» Atividade: Dê continuidade à reportagem sobre as novas sanções dos EUA contra o Irã, começando logo depois da última frase.

» Texto:
####################
O Irã expressou sua determinação em enfrentar a ampliação das sanções impostas pelos Estados Unidos, assegurando que seus principais parceiros comerciais demonstrarão resistência frente a essa pressão econômica. Teerã acredita que Washington também busca retomar o diálogo sobre a situação.
Seis meses após o início de um conflito desafiador para os EUA, o secretário do Tesouro, Scott Bessent, anunciou novas sanções na última segunda-feira (24), entretanto, optou por não implementar as mais rigorosas.
Desdobramentos políticos e negociações
Embora Bessent tenha advertido que países que mantiverem relações comerciais com o Irã poderiam ser excluídos do sistema financeiro internacional, ele não especificou quais nações seriam afetadas, permitindo um período para adaptação às novas diretrizes.
Abbas Golroo, presidente da Comissão de Relações Exteriores do Parlamento iraniano, revelou que o comandante do Exército do Paquistão, Asim Munir, entregou ao Irã uma mensagem dos EUA.
“Parece que o objetivo principal era reiniciar o processo político parado”, comentou Golroo à agência de notícias Isna.
Até o momento, não houve uma resposta oficial da Casa Branca ou do Departamento de Estado. O Tesouro dos EUA indicou um novo conjunto de sanções direcionadas a 60 indivíduos, entidades e embarcações, mas nenhuma instituição financeira chinesa, que supostamente ajuda o comércio de petróleo iraniano, foi incluída.
“Queremos deixar claro que ninguém está fora do alcance das sanções americanas”, afirmou Bessent ao ser questionado sobre os bancos da China.
A China, que se tornou a principal compradora do petróleo iraniano ao longo dos últimos anos, experimentou uma diminuição nesse fluxo devido ao bloqueio americano dos portos iranianos desde meados de julho.
Analistas sugerem que Washington teme uma represália da China caso sanções sejam impostas a seus bancos, especialmente com as negociações agendadas para o próximo mês entre o presidente Donald Trump e o líder chinês Xi Jinping. Restrições sobre exportações de minerais essenciais são particularmente sensíveis.
####################
» Trechos de um conjunto de dados:
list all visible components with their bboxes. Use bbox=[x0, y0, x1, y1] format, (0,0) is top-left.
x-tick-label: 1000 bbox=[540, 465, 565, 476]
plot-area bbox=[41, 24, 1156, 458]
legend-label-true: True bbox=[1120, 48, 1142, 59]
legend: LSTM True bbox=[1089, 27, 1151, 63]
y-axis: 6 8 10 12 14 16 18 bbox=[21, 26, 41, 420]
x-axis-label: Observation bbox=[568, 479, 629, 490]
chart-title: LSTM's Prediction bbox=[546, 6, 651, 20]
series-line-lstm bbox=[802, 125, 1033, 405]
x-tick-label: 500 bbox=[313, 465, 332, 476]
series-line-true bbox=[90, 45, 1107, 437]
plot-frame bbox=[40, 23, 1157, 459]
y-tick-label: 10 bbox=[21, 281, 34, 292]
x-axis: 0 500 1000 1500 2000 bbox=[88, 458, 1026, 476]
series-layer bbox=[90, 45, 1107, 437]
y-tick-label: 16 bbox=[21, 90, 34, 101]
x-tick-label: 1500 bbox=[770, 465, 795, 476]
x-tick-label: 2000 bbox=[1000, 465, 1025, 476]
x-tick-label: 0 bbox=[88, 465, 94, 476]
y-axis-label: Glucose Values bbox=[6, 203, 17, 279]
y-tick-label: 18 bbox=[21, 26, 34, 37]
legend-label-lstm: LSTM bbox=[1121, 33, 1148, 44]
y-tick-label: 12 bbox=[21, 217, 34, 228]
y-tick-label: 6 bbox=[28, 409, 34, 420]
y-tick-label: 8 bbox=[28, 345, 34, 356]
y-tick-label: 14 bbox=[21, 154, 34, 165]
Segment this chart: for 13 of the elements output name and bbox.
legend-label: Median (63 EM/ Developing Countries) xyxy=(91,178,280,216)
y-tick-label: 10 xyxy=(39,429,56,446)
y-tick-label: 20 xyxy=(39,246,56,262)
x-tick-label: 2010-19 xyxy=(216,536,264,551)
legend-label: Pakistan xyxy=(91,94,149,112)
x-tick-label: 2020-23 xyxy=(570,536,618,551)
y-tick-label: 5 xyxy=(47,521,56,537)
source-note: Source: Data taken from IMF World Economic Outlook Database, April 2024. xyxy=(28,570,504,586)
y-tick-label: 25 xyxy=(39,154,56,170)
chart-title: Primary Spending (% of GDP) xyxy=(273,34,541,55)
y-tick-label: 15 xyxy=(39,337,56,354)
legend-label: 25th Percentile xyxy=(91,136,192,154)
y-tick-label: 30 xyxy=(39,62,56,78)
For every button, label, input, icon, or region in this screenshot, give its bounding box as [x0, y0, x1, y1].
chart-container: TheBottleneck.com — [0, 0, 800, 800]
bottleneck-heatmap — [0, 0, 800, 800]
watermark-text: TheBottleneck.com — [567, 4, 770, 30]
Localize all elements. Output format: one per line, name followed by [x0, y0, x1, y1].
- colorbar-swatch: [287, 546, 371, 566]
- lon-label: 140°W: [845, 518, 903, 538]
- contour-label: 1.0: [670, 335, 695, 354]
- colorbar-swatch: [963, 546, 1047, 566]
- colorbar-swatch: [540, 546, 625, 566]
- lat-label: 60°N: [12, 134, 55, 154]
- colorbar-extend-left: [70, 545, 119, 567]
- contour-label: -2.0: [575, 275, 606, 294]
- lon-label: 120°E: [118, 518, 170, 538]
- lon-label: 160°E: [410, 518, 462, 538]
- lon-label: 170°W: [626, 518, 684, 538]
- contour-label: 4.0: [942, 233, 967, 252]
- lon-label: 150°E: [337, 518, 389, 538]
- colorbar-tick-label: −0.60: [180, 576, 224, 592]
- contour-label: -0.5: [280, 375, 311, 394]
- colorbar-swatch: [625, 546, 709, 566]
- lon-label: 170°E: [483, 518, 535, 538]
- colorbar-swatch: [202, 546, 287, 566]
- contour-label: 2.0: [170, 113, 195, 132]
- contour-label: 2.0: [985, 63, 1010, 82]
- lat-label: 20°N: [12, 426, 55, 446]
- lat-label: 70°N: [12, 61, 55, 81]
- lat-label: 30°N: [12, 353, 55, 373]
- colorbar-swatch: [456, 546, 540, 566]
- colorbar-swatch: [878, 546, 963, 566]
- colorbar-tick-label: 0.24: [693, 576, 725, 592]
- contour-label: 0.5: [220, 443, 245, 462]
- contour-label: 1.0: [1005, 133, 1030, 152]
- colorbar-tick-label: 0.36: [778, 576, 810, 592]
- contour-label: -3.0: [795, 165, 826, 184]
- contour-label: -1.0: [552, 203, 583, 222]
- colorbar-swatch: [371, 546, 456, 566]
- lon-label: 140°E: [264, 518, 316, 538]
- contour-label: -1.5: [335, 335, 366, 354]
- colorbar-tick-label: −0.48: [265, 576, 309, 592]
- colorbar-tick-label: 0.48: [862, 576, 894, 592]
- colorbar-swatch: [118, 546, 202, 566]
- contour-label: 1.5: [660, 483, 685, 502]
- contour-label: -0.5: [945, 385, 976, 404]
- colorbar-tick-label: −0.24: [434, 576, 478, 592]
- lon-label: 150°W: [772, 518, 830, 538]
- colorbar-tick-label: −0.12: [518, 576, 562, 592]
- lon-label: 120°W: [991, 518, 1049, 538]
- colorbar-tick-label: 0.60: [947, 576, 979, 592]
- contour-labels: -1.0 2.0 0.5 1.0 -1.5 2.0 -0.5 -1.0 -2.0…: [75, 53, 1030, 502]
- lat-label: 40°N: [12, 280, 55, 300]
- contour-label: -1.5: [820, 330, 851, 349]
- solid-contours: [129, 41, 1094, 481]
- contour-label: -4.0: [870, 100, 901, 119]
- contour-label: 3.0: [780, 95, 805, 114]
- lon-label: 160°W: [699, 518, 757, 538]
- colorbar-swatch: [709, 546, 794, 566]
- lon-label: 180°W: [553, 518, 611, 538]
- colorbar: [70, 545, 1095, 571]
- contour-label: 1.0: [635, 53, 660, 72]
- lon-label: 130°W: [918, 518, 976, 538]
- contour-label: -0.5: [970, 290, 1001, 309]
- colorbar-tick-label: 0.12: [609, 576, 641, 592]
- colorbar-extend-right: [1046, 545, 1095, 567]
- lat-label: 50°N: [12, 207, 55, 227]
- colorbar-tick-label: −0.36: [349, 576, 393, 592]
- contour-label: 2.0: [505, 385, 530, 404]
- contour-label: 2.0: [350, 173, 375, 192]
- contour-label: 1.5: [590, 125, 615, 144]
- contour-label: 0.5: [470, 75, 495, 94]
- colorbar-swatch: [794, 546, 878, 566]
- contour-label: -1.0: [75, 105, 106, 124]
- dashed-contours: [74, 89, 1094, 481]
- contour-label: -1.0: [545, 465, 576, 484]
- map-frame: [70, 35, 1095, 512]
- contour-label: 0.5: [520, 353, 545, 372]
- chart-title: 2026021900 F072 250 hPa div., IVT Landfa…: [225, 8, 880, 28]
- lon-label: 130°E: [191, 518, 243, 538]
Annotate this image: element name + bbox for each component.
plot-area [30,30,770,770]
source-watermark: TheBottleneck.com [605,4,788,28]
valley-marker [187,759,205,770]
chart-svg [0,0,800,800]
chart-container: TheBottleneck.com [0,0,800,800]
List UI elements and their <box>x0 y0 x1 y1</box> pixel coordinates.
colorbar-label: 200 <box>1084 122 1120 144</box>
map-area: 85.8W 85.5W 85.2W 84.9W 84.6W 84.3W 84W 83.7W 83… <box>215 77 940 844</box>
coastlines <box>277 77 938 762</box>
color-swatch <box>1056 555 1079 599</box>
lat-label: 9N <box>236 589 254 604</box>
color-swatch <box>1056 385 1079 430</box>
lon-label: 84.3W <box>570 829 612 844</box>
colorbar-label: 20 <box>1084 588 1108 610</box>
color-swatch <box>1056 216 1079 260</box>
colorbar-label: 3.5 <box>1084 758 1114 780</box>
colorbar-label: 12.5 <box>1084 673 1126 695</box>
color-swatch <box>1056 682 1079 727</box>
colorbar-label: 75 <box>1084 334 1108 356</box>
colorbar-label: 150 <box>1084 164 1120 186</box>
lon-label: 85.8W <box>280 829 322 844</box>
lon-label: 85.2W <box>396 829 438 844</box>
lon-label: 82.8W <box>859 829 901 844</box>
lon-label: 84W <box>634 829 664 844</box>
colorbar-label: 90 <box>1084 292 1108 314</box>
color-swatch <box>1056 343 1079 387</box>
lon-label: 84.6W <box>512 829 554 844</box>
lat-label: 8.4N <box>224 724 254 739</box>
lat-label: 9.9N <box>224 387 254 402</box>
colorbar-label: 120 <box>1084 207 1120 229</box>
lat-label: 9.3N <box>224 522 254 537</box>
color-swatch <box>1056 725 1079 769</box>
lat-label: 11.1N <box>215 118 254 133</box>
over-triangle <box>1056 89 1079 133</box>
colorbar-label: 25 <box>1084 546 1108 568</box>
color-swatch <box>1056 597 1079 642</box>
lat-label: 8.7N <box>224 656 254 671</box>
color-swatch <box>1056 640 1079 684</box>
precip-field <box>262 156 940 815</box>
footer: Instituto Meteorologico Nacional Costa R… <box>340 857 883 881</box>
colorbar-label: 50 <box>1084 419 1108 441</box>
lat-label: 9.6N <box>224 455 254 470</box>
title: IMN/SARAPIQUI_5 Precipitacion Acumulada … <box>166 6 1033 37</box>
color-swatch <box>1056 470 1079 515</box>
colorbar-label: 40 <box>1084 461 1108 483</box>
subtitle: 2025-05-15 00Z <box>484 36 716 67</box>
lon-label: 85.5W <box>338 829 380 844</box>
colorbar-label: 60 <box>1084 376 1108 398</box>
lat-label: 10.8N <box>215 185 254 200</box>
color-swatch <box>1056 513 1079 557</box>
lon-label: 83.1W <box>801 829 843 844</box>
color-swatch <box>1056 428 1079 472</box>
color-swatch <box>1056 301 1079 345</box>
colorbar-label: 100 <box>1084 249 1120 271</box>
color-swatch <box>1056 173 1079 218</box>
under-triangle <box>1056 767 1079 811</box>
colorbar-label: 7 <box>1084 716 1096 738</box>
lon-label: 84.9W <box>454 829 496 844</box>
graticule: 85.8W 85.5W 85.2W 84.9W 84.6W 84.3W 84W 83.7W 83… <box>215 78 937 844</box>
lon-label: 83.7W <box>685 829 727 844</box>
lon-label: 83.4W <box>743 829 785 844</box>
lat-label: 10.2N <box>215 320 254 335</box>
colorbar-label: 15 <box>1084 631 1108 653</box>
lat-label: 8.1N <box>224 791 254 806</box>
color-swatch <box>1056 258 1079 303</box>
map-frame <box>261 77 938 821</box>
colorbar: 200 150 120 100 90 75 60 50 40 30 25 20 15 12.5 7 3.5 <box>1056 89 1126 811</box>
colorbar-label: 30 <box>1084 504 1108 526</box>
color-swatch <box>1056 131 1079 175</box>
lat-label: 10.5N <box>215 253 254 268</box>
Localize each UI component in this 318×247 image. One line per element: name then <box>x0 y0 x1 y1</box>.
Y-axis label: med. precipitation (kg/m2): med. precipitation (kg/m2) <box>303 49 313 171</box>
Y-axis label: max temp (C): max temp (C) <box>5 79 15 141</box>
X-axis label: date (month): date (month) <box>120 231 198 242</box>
####################
» Resposta:
Em resposta, a China enfatizou que sua colaboração com o Irã ocorre em conformidade com o direito internacional e não deve sofrer interrupções.
Os preços do petróleo mostraram queda por dois dias seguidos, à medida que os investidores desconsideraram o efeito das novas sanções, embora permaneçam cautelosos em relação à capacidade do Irã de manter suas operações de transporte marítimo.
Incidente no transporte marítimo
Um petroleiro foi atingido por um projétil não identificado, ficando inoperante a cerca de 17 km ao nordeste de Ash Shishah, Omã, local próximo ao Estreito de Ormuz, conforme relatado pela Agência de Operações de Comércio Marítimo do Reino Unido.
Antes do anúncio das novas sanções, o Irã havia sinalizado tanto uma eventual retaliação militar quanto uma drástica redução nas exportações de petróleo do Golfo em resposta a quaisquer ações econômicas dos EUA.
Em junho, Irã e EUA assinaram um acordo temporário que visava encerrar um conflito iniciado em fevereiro com ataques americanos e israelenses ao Irã. Entretanto, esse pacto rapidamente fracassou, levando Teerã a reiniciar as hostilidades.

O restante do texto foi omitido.